課題文 1 –
まいまいず井戸についての文章のうち、「ここは東京都羽村市の、JR青」を含む語句で始まり「たりしないように神経を使う。」で終わる部分を、一字一句変えずに再掲してもらえますか。
---+---
ここは東京都羽村市の、JR青梅線「羽村」駅にほぼ隣接するような場所にある「まいまいず井戸」。一等地とも言える駅前立地!そして東京都指定史跡。
例によって夕方に立ち寄っているので撮影条件は芳しくない。ココを目的に行っているワケではなく、ついでだから。感度ISO3200で撮っているから・・・暗いのだ。使用レンズはオリンパスの「M.ZUIKO DIGITAL 7-14mm 1:2.8」と超広角。
引きがないので7mm側しか使ってない。このレンズはとても便利。だが重い。そして超広角レンズにありがちな出目金レンズなので、撮影したらすぐにキャップを閉めて前玉をぶつけたりしないように神経を使う。
一番下の井戸のトコロまで下って行って、金網越しに井戸を覗き込んだ。だが暗くて分からない。ワガハイはせっかちだからサッサと切り上げたが、妻はしつこく覗き込んで目が暗順応したらしく「水らしきものがあるねぇ」なんて言っていた。
---+---
課題文 2 –
記録のうち、「- x-tick-label: 400: [554, 478, 573, 491]」を含む行で始まり「- text: 147.7: [723, 84, 751, 99]」を含む行で終わる部分を、両端の行も含めて一字一句そのまま書き写してもらえますか。

コレクションから取った記録
---+---
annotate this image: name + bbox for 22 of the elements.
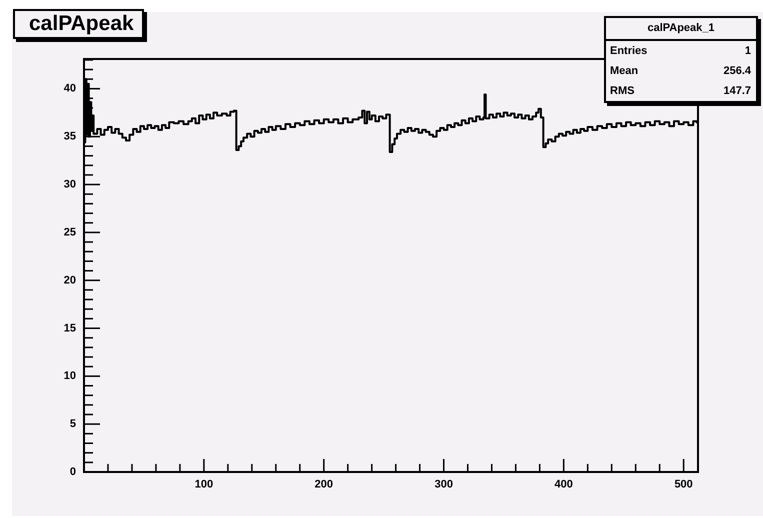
- x-tick-label: 400: [554, 478, 573, 491]
- x-tick-label: 300: [434, 478, 453, 491]
- y-tick-label: 20: [64, 274, 76, 286]
- y-tick-label: 35: [64, 130, 76, 143]
- x-tick-label: 100: [194, 478, 214, 491]
- y-tick-label: 5: [70, 418, 76, 430]
- y-tick-label: 15: [64, 322, 76, 334]
- text: 147.7: [723, 84, 751, 99]
- y-tick-label: 30: [64, 178, 76, 191]
- y-tick-label: 10: [64, 370, 76, 382]
- text: 256.4: [723, 64, 751, 79]
- annotation: Mean: [610, 64, 638, 79]
- chart-title: calPApeak: [13, 9, 144, 39]
- x-tick-label: 200: [314, 478, 334, 491]
- y-tick-label: 0: [70, 466, 76, 478]
- y-tick-label: 40: [64, 82, 76, 95]
- text: 1: [744, 44, 751, 59]
- text: Entries: [610, 44, 648, 59]
- x-tick-label: 500: [674, 478, 693, 491]
- text: calPApeak_1: [606, 18, 756, 41]
- annotation: RMS: [610, 84, 634, 99]
- y-tick-label: 25: [64, 226, 76, 238]
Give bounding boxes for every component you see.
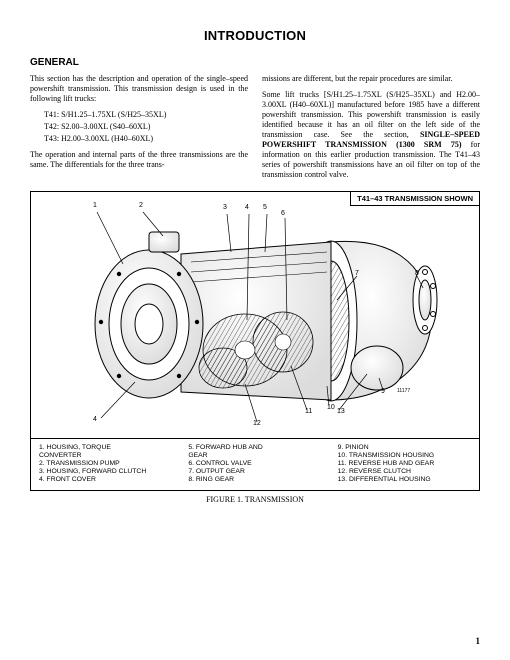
legend-item: CONVERTER (39, 452, 176, 459)
callout-4: 4 (245, 204, 249, 211)
list-item: T43: H2.00–3.00XL (H40–60XL) (44, 134, 248, 144)
legend-item: 12. REVERSE CLUTCH (338, 468, 475, 475)
callout-2: 2 (139, 202, 143, 209)
callout-5: 5 (263, 204, 267, 211)
legend-item: 3. HOUSING, FORWARD CLUTCH (39, 468, 176, 475)
figure-caption: FIGURE 1. TRANSMISSION (30, 495, 480, 504)
figure-legend: 1. HOUSING, TORQUE CONVERTER 2. TRANSMIS… (31, 438, 479, 490)
page-title: INTRODUCTION (30, 28, 480, 43)
legend-item: 2. TRANSMISSION PUMP (39, 460, 176, 467)
callout-6: 6 (281, 210, 285, 217)
callout-1: 1 (93, 202, 97, 209)
list-item: T42: S2.00–3.00XL (S40–60XL) (44, 122, 248, 132)
figure-1-box: T41–43 TRANSMISSION SHOWN (30, 191, 480, 491)
callout-4b: 4 (93, 416, 97, 423)
paragraph: This section has the description and ope… (30, 74, 248, 104)
document-page: INTRODUCTION GENERAL This section has th… (0, 0, 510, 514)
legend-item: 1. HOUSING, TORQUE (39, 444, 176, 451)
print-id: 11177 (397, 388, 410, 394)
transmission-svg: 11177 (31, 192, 479, 438)
callout-7: 7 (355, 270, 359, 277)
paragraph: Some lift trucks [S/H1.25–1.75XL (S/H25–… (262, 90, 480, 180)
body-columns: This section has the description and ope… (30, 74, 480, 181)
transmission-drawing: 11177 1 2 3 4 5 6 7 8 9 10 11 12 13 4 (31, 192, 479, 438)
legend-col-1: 1. HOUSING, TORQUE CONVERTER 2. TRANSMIS… (39, 443, 176, 484)
callout-12: 12 (253, 420, 261, 427)
legend-item: 9. PINION (338, 444, 475, 451)
paragraph: missions are different, but the repair p… (262, 74, 480, 84)
legend-item: 6. CONTROL VALVE (188, 460, 325, 467)
legend-item: 7. OUTPUT GEAR (188, 468, 325, 475)
legend-item: 5. FORWARD HUB AND (188, 444, 325, 451)
legend-item: GEAR (188, 452, 325, 459)
general-heading: GENERAL (30, 57, 480, 68)
legend-item: 8. RING GEAR (188, 476, 325, 483)
callout-3: 3 (223, 204, 227, 211)
list-item: T41: S/H1.25–1.75XL (S/H25–35XL) (44, 110, 248, 120)
callout-8: 8 (415, 270, 419, 277)
callout-13: 13 (337, 408, 345, 415)
legend-item: 11. REVERSE HUB AND GEAR (338, 460, 475, 467)
truck-list: T41: S/H1.25–1.75XL (S/H25–35XL) T42: S2… (44, 110, 248, 144)
callout-11: 11 (305, 408, 312, 415)
legend-item: 4. FRONT COVER (39, 476, 176, 483)
callout-9: 9 (381, 388, 385, 395)
legend-col-3: 9. PINION 10. TRANSMISSION HOUSING 11. R… (338, 443, 475, 484)
callout-10: 10 (327, 404, 335, 411)
paragraph: The operation and internal parts of the … (30, 150, 248, 170)
legend-item: 13. DIFFERENTIAL HOUSING (338, 476, 475, 483)
legend-item: 10. TRANSMISSION HOUSING (338, 452, 475, 459)
page-number: 1 (476, 636, 481, 646)
legend-col-2: 5. FORWARD HUB AND GEAR 6. CONTROL VALVE… (188, 443, 325, 484)
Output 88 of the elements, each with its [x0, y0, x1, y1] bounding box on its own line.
---+---
解答全文 1 –
ここは東京都羽村市の、JR青梅線「羽村」駅にほぼ隣接するような場所にある「まいまいず井戸」。一等地とも言える駅前立地!そして東京都指定史跡。
例によって夕方に立ち寄っているので撮影条件は芳しくない。ココを目的に行っているワケではなく、ついでだから。感度ISO3200で撮っているから・・・暗いのだ。使用レンズはオリンパスの「M.ZUIKO DIGITAL 7-14mm 1:2.8」と超広角。
引きがないので7mm側しか使ってない。このレンズはとても便利。だが重い。そして超広角レンズにありがちな出目金レンズなので、撮影したらすぐにキャップを閉めて前玉をぶつけたりしないように神経を使う。

解答全文 2 –
- x-tick-label: 400: [554, 478, 573, 491]
- x-tick-label: 300: [434, 478, 453, 491]
- y-tick-label: 20: [64, 274, 76, 286]
- y-tick-label: 35: [64, 130, 76, 143]
- x-tick-label: 100: [194, 478, 214, 491]
- y-tick-label: 5: [70, 418, 76, 430]
- y-tick-label: 15: [64, 322, 76, 334]
- text: 147.7: [723, 84, 751, 99]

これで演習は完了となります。